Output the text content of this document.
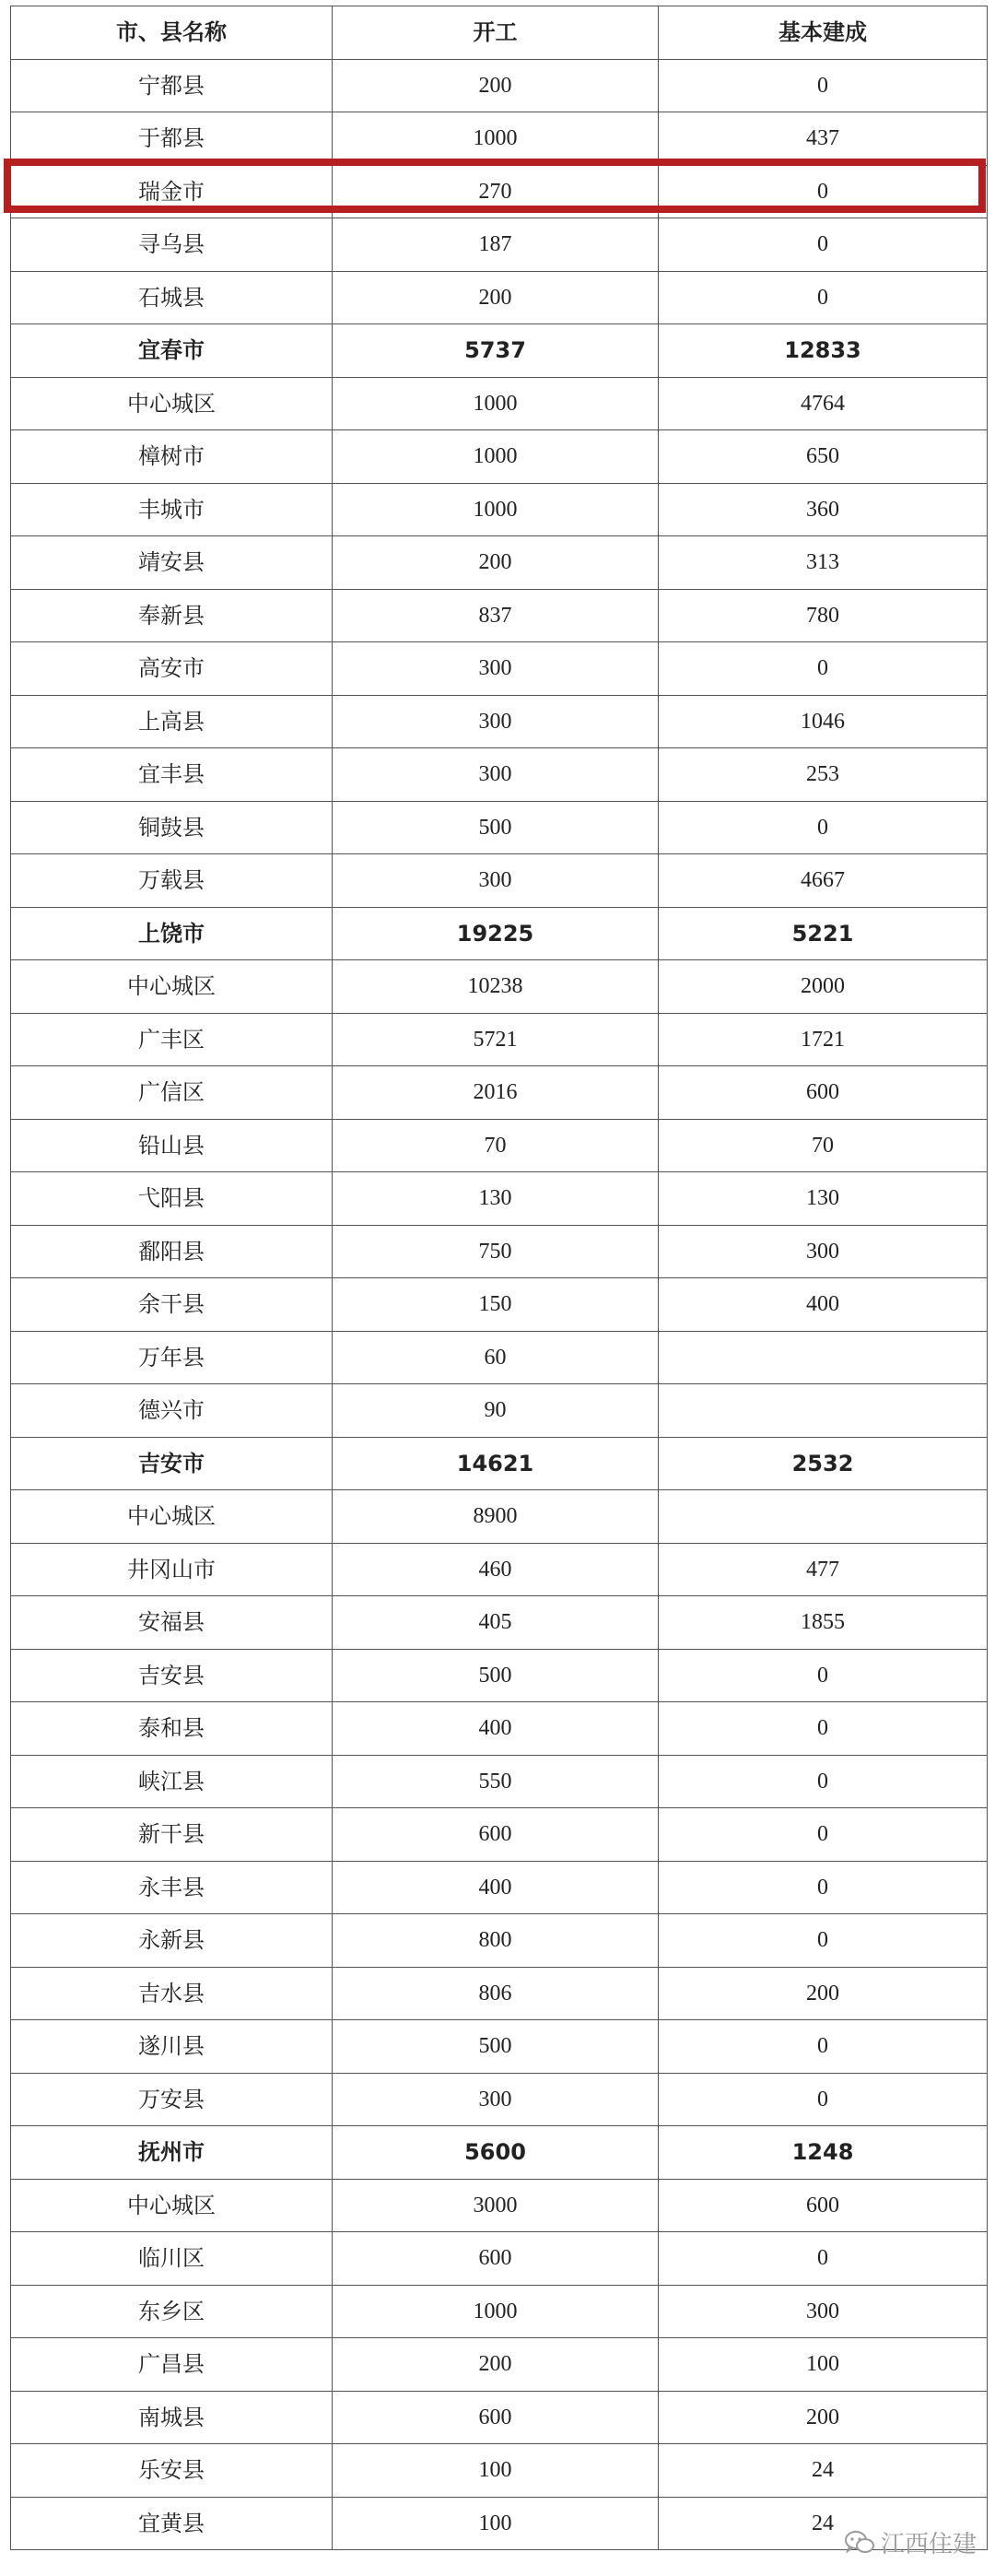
市、县名称	开工	基本建成
宁都县	200	0
于都县	1000	437
瑞金市	270	0
寻乌县	187	0
石城县	200	0
宜春市	5737	12833
中心城区	1000	4764
樟树市	1000	650
丰城市	1000	360
靖安县	200	313
奉新县	837	780
高安市	300	0
上高县	300	1046
宜丰县	300	253
铜鼓县	500	0
万载县	300	4667
上饶市	19225	5221
中心城区	10238	2000
广丰区	5721	1721
广信区	2016	600
铅山县	70	70
弋阳县	130	130
鄱阳县	750	300
余干县	150	400
万年县	60	
德兴市	90	
吉安市	14621	2532
中心城区	8900	
井冈山市	460	477
安福县	405	1855
吉安县	500	0
泰和县	400	0
峡江县	550	0
新干县	600	0
永丰县	400	0
永新县	800	0
吉水县	806	200
遂川县	500	0
万安县	300	0
抚州市	5600	1248
中心城区	3000	600
临川区	600	0
东乡区	1000	300
广昌县	200	100
南城县	600	200
乐安县	100	24
宜黄县	100	24
江西住建
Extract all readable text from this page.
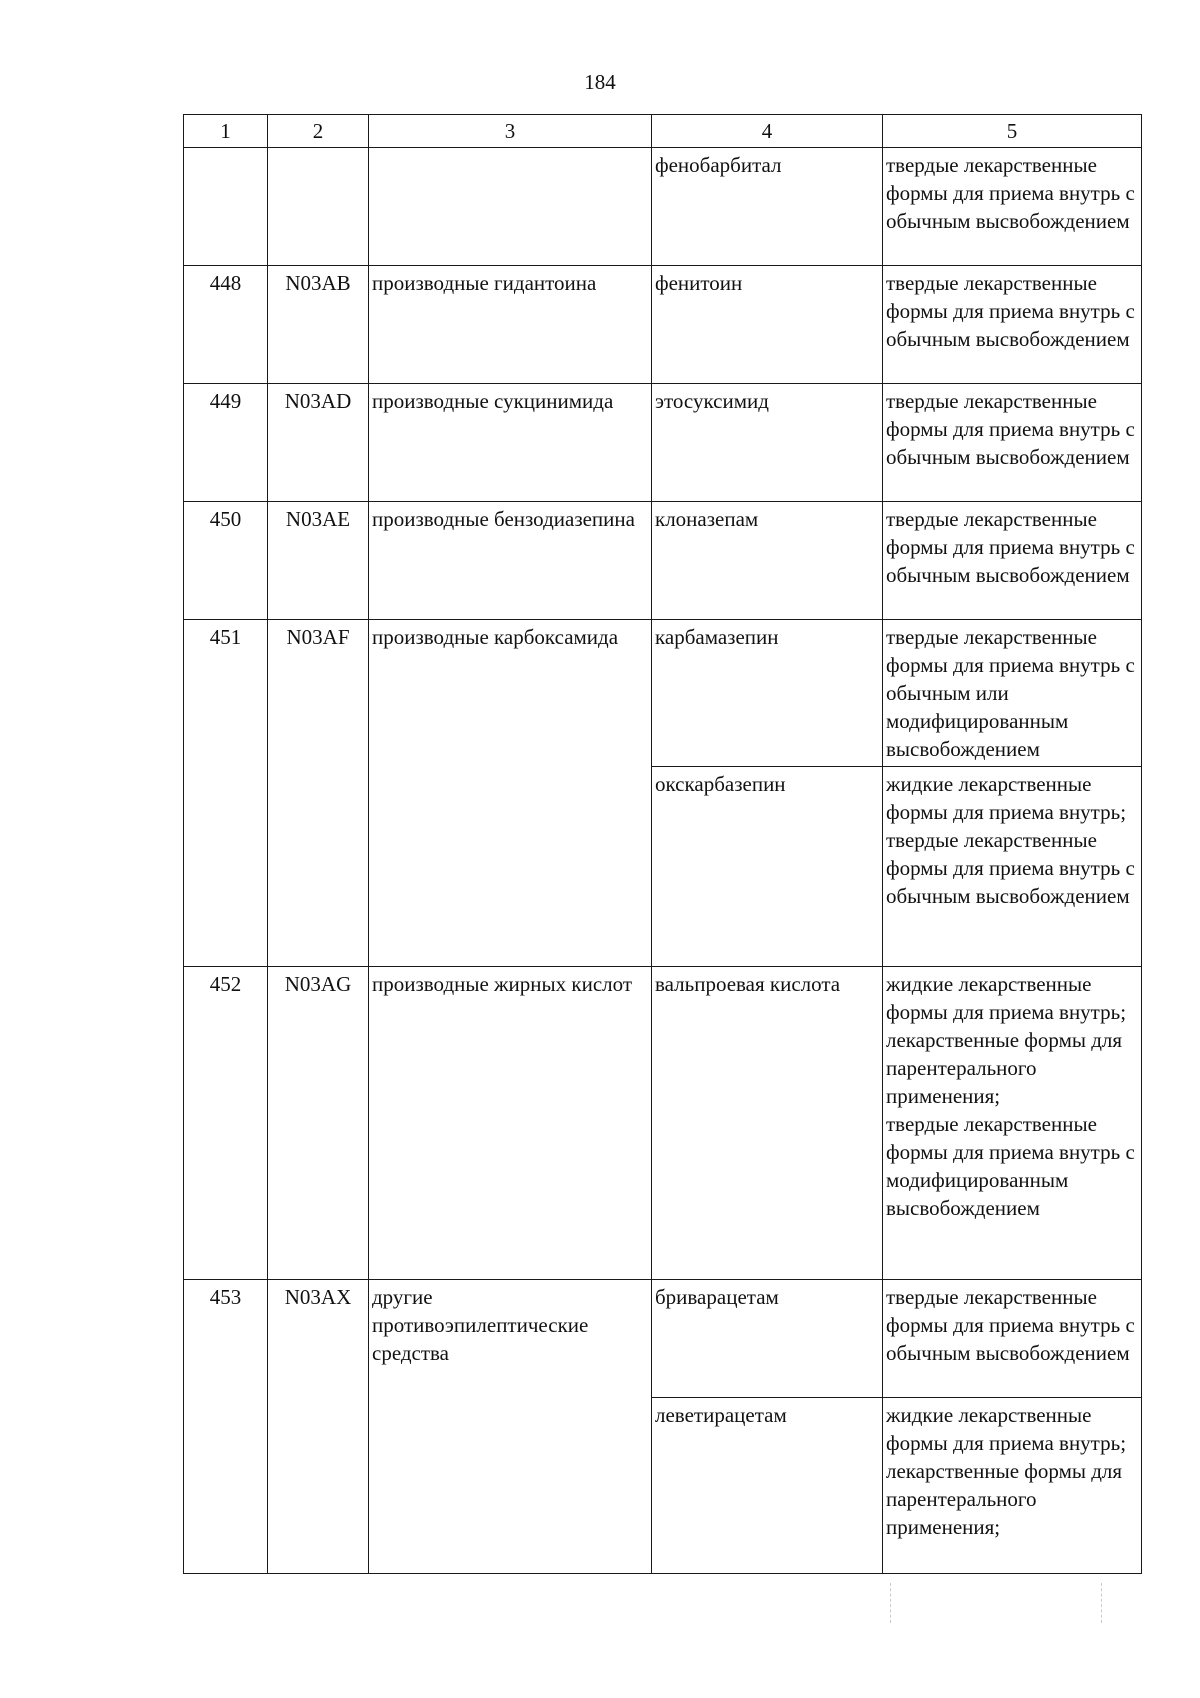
184
1	2	3	4	5
			фенобарбитал	твердые лекарственные формы для приема внутрь с обычным высвобождением
448	N03AB	производные гидантоина	фенитоин	твердые лекарственные формы для приема внутрь с обычным высвобождением
449	N03AD	производные сукцинимида	этосуксимид	твердые лекарственные формы для приема внутрь с обычным высвобождением
450	N03AE	производные бензодиазепина	клоназепам	твердые лекарственные формы для приема внутрь с обычным высвобождением
451	N03AF	производные карбоксамида	карбамазепин	твердые лекарственные формы для приема внутрь с обычным или модифицированным высвобождением
			окскарбазепин	жидкие лекарственные формы для приема внутрь;
твердые лекарственные формы для приема внутрь с обычным высвобождением

452	N03AG	производные жирных кислот	вальпроевая кислота	жидкие лекарственные формы для приема внутрь;
лекарственные формы для парентерального применения;
твердые лекарственные формы для приема внутрь с модифицированным высвобождением

453	N03AX	другие противоэпилептические средства	бриварацетам	твердые лекарственные формы для приема внутрь с обычным высвобождением
			леветирацетам	жидкие лекарственные формы для приема внутрь;
лекарственные формы для парентерального применения;
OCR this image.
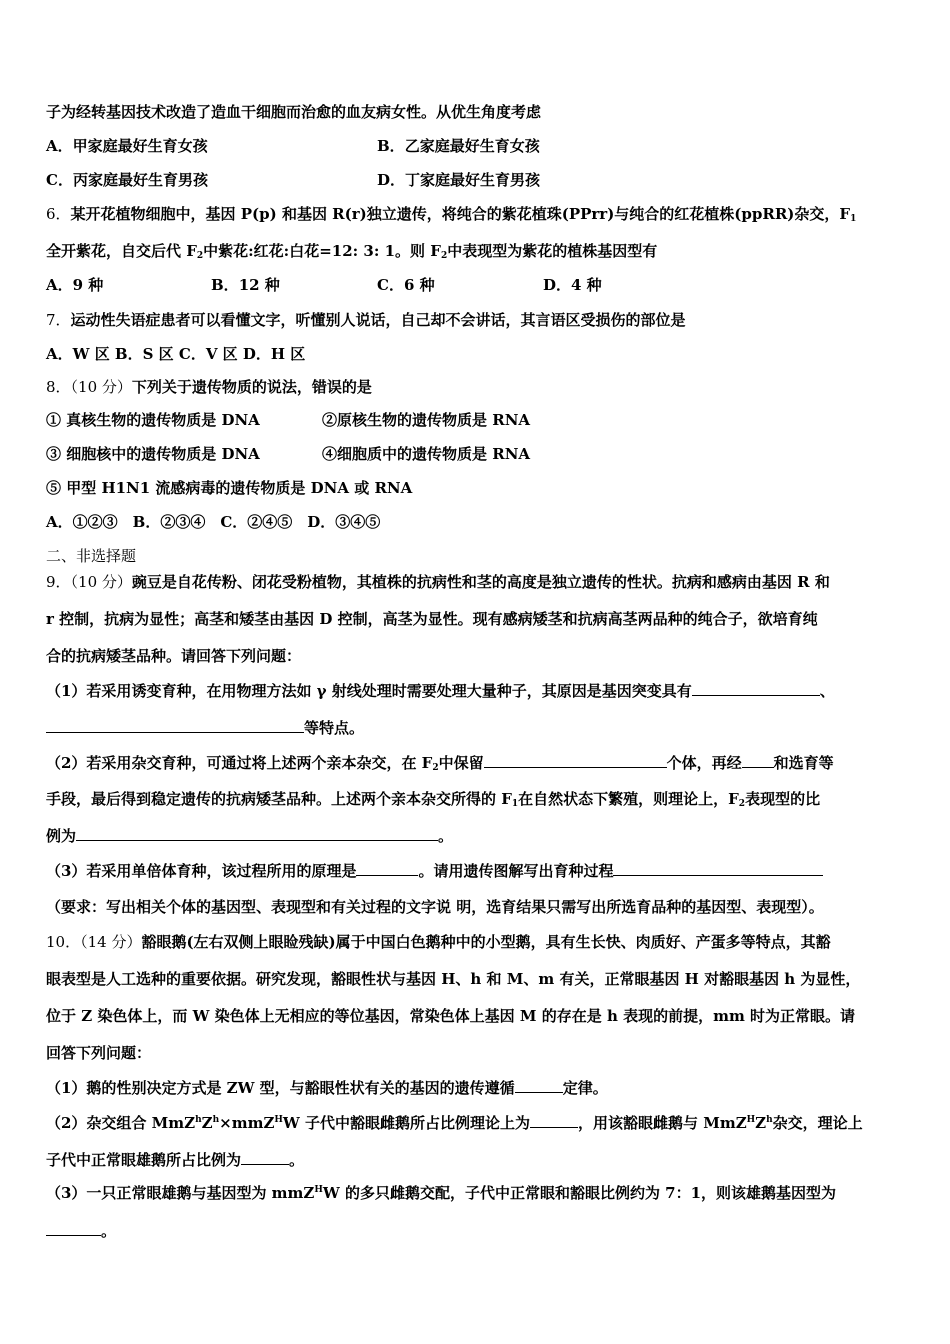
子为经转基因技术改造了造血干细胞而治愈的血友病女性。从优生角度考虑
A．甲家庭最好生育女孩	B．乙家庭最好生育女孩
C．丙家庭最好生育男孩	D．丁家庭最好生育男孩
6．某开花植物细胞中，基因 P(p) 和基因 R(r)独立遗传，将纯合的紫花植珠(PPrr)与纯合的红花植株(ppRR)杂交，$F_1$
全开紫花，自交后代 $F_2$中紫花:红花:白花=12: 3: 1。则 $F_2$中表现型为紫花的植株基因型有
A．9 种	B．12 种	C．6 种	D．4 种
7．运动性失语症患者可以看懂文字，听懂别人说话，自己却不会讲话，其言语区受损伤的部位是
A．W 区 B．S 区 C．V 区 D．H 区
8．（10 分）下列关于遗传物质的说法，错误的是
① 真核生物的遗传物质是 DNA	②原核生物的遗传物质是 RNA
③ 细胞核中的遗传物质是 DNA	④细胞质中的遗传物质是 RNA
⑤ 甲型 H1N1 流感病毒的遗传物质是 DNA 或 RNA
A．①②③　B．②③④　C．②④⑤　D．③④⑤
二、非选择题
9．（10 分）豌豆是自花传粉、闭花受粉植物，其植株的抗病性和茎的高度是独立遗传的性状。抗病和感病由基因 R 和
r 控制，抗病为显性；高茎和矮茎由基因 D 控制，高茎为显性。现有感病矮茎和抗病高茎两品种的纯合子，欲培育纯
合的抗病矮茎品种。请回答下列问题：
（1）若采用诱变育种，在用物理方法如 γ 射线处理时需要处理大量种子，其原因是基因突变具有	、
等特点。
（2）若采用杂交育种，可通过将上述两个亲本杂交，在 $F_2$中保留	个体，再经 和选育等
手段，最后得到稳定遗传的抗病矮茎品种。上述两个亲本杂交所得的 $F_1$在自然状态下繁殖，则理论上，$F_2$表现型的比
例为	。
（3）若采用单倍体育种，该过程所用的原理是	。请用遗传图解写出育种过程
（要求：写出相关个体的基因型、表现型和有关过程的文字说 明，选育结果只需写出所选育品种的基因型、表现型）。
10．（14 分）豁眼鹅(左右双侧上眼睑残缺)属于中国白色鹅种中的小型鹅，具有生长快、肉质好、产蛋多等特点，其豁
眼表型是人工选种的重要依据。研究发现，豁眼性状与基因 H、h 和 M、m 有关，正常眼基因 H 对豁眼基因 h 为显性，
位于 Z 染色体上，而 W 染色体上无相应的等位基因，常染色体上基因 M 的存在是 h 表现的前提，mm 时为正常眼。请
回答下列问题：
（1）鹅的性别决定方式是 ZW 型，与豁眼性状有关的基因的遗传遵循	定律。
（2）杂交组合 $MmZ^hZ^h\times mmZ^HW$ 子代中豁眼雌鹅所占比例理论上为	，用该豁眼雌鹅与 $MmZ^HZ^h$杂交，理论上
子代中正常眼雄鹅所占比例为	。
（3）一只正常眼雄鹅与基因型为 mmZ$^H$W 的多只雌鹅交配，子代中正常眼和豁眼比例约为 7：1，则该雄鹅基因型为
。
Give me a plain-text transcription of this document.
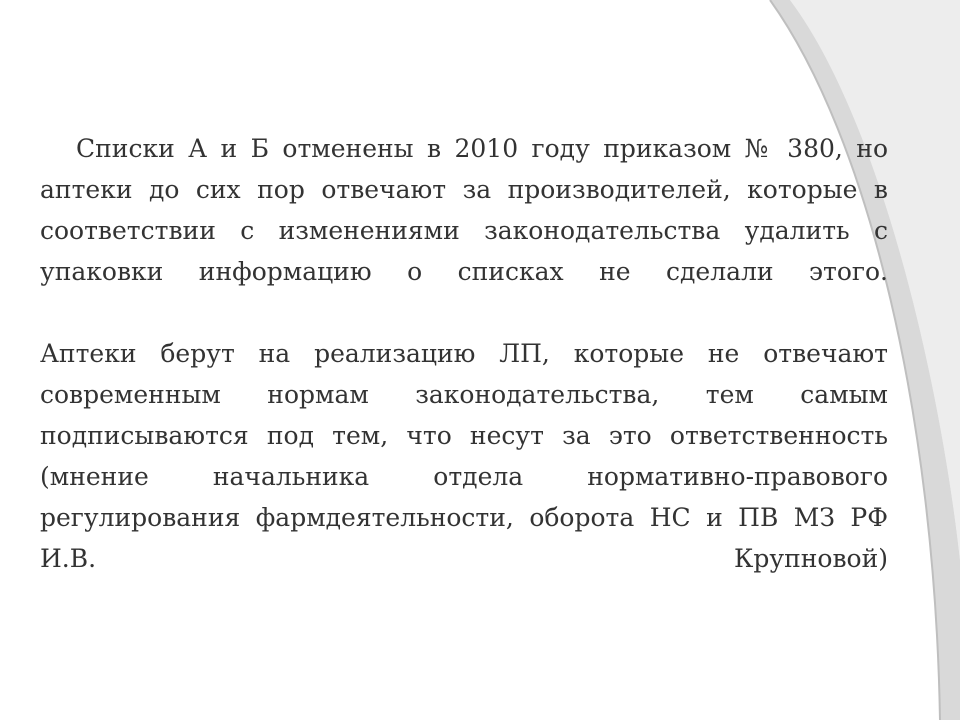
Списки А и Б отменены в 2010 году приказом № 380, но
аптеки до сих пор отвечают за производителей, которые в
соответствии с изменениями законодательства удалить с
упаковки информацию о списках не сделали этого.
Аптеки берут на реализацию ЛП, которые не отвечают
современным нормам законодательства, тем самым
подписываются под тем, что несут за это ответственность
(мнение начальника отдела нормативно-правового
регулирования фармдеятельности, оборота НС и ПВ МЗ РФ
И.В.	Крупновой)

###

**Direction**:
Write out the records above exactly as they appear, leaving out any pictures.

**Solution**:
Output the text content of this document.
市、县名称	开工	基本建成
宁都县	200	0
于都县	1000	437
瑞金市	270	0
寻乌县	187	0
石城县	200	0
宜春市	5737	12833
中心城区	1000	4764
樟树市	1000	650
丰城市	1000	360
靖安县	200	313
奉新县	837	780
高安市	300	0
上高县	300	1046
宜丰县	300	253
铜鼓县	500	0
万载县	300	4667
上饶市	19225	5221
中心城区	10238	2000
广丰区	5721	1721
广信区	2016	600
铅山县	70	70
弋阳县	130	130
鄱阳县	750	300
余干县	150	400
万年县	60	
德兴市	90	
吉安市	14621	2532
中心城区	8900	
井冈山市	460	477
安福县	405	1855
吉安县	500	0
泰和县	400	0
峡江县	550	0
新干县	600	0
永丰县	400	0
永新县	800	0
吉水县	806	200
遂川县	500	0
万安县	300	0
抚州市	5600	1248
中心城区	3000	600
临川区	600	0
东乡区	1000	300
广昌县	200	100
南城县	600	200
乐安县	100	24
宜黄县	100	24
江西住建
Extract all readable text from this page.
184
1	2	3	4	5
			фенобарбитал	твердые лекарственные формы для приема внутрь с обычным высвобождением
448	N03AB	производные гидантоина	фенитоин	твердые лекарственные формы для приема внутрь с обычным высвобождением
449	N03AD	производные сукцинимида	этосуксимид	твердые лекарственные формы для приема внутрь с обычным высвобождением
450	N03AE	производные бензодиазепина	клоназепам	твердые лекарственные формы для приема внутрь с обычным высвобождением
451	N03AF	производные карбоксамида	карбамазепин	твердые лекарственные формы для приема внутрь с обычным или модифицированным высвобождением
			окскарбазепин	жидкие лекарственные формы для приема внутрь;
твердые лекарственные формы для приема внутрь с обычным высвобождением

452	N03AG	производные жирных кислот	вальпроевая кислота	жидкие лекарственные формы для приема внутрь;
лекарственные формы для парентерального применения;
твердые лекарственные формы для приема внутрь с модифицированным высвобождением

453	N03AX	другие противоэпилептические средства	бриварацетам	твердые лекарственные формы для приема внутрь с обычным высвобождением
			леветирацетам	жидкие лекарственные формы для приема внутрь;
лекарственные формы для парентерального применения;
OCR this image.
子为经转基因技术改造了造血干细胞而治愈的血友病女性。从优生角度考虑
A．甲家庭最好生育女孩	B．乙家庭最好生育女孩
C．丙家庭最好生育男孩	D．丁家庭最好生育男孩
6．某开花植物细胞中，基因 P(p) 和基因 R(r)独立遗传，将纯合的紫花植珠(PPrr)与纯合的红花植株(ppRR)杂交，$F_1$
全开紫花，自交后代 $F_2$中紫花:红花:白花=12: 3: 1。则 $F_2$中表现型为紫花的植株基因型有
A．9 种	B．12 种	C．6 种	D．4 种
7．运动性失语症患者可以看懂文字，听懂别人说话，自己却不会讲话，其言语区受损伤的部位是
A．W 区 B．S 区 C．V 区 D．H 区
8．（10 分）下列关于遗传物质的说法，错误的是
① 真核生物的遗传物质是 DNA	②原核生物的遗传物质是 RNA
③ 细胞核中的遗传物质是 DNA	④细胞质中的遗传物质是 RNA
⑤ 甲型 H1N1 流感病毒的遗传物质是 DNA 或 RNA
A．①②③　B．②③④　C．②④⑤　D．③④⑤
二、非选择题
9．（10 分）豌豆是自花传粉、闭花受粉植物，其植株的抗病性和茎的高度是独立遗传的性状。抗病和感病由基因 R 和
r 控制，抗病为显性；高茎和矮茎由基因 D 控制，高茎为显性。现有感病矮茎和抗病高茎两品种的纯合子，欲培育纯
合的抗病矮茎品种。请回答下列问题：
（1）若采用诱变育种，在用物理方法如 γ 射线处理时需要处理大量种子，其原因是基因突变具有	、
等特点。
（2）若采用杂交育种，可通过将上述两个亲本杂交，在 $F_2$中保留	个体，再经 和选育等
手段，最后得到稳定遗传的抗病矮茎品种。上述两个亲本杂交所得的 $F_1$在自然状态下繁殖，则理论上，$F_2$表现型的比
例为	。
（3）若采用单倍体育种，该过程所用的原理是	。请用遗传图解写出育种过程
（要求：写出相关个体的基因型、表现型和有关过程的文字说 明，选育结果只需写出所选育品种的基因型、表现型）。
10．（14 分）豁眼鹅(左右双侧上眼睑残缺)属于中国白色鹅种中的小型鹅，具有生长快、肉质好、产蛋多等特点，其豁
眼表型是人工选种的重要依据。研究发现，豁眼性状与基因 H、h 和 M、m 有关，正常眼基因 H 对豁眼基因 h 为显性，
位于 Z 染色体上，而 W 染色体上无相应的等位基因，常染色体上基因 M 的存在是 h 表现的前提，mm 时为正常眼。请
回答下列问题：
（1）鹅的性别决定方式是 ZW 型，与豁眼性状有关的基因的遗传遵循	定律。
（2）杂交组合 $MmZ^hZ^h\times mmZ^HW$ 子代中豁眼雌鹅所占比例理论上为	，用该豁眼雌鹅与 $MmZ^HZ^h$杂交，理论上
子代中正常眼雄鹅所占比例为	。
（3）一只正常眼雄鹅与基因型为 mmZ$^H$W 的多只雌鹅交配，子代中正常眼和豁眼比例约为 7：1，则该雄鹅基因型为
。
Give me a plain-text transcription of this document.
Списки А и Б отменены в 2010 году приказом № 380, но
аптеки до сих пор отвечают за производителей, которые в
соответствии с изменениями законодательства удалить с
упаковки информацию о списках не сделали этого.
Аптеки берут на реализацию ЛП, которые не отвечают
современным нормам законодательства, тем самым
подписываются под тем, что несут за это ответственность
(мнение начальника отдела нормативно-правового
регулирования фармдеятельности, оборота НС и ПВ МЗ РФ
И.В.	Крупновой)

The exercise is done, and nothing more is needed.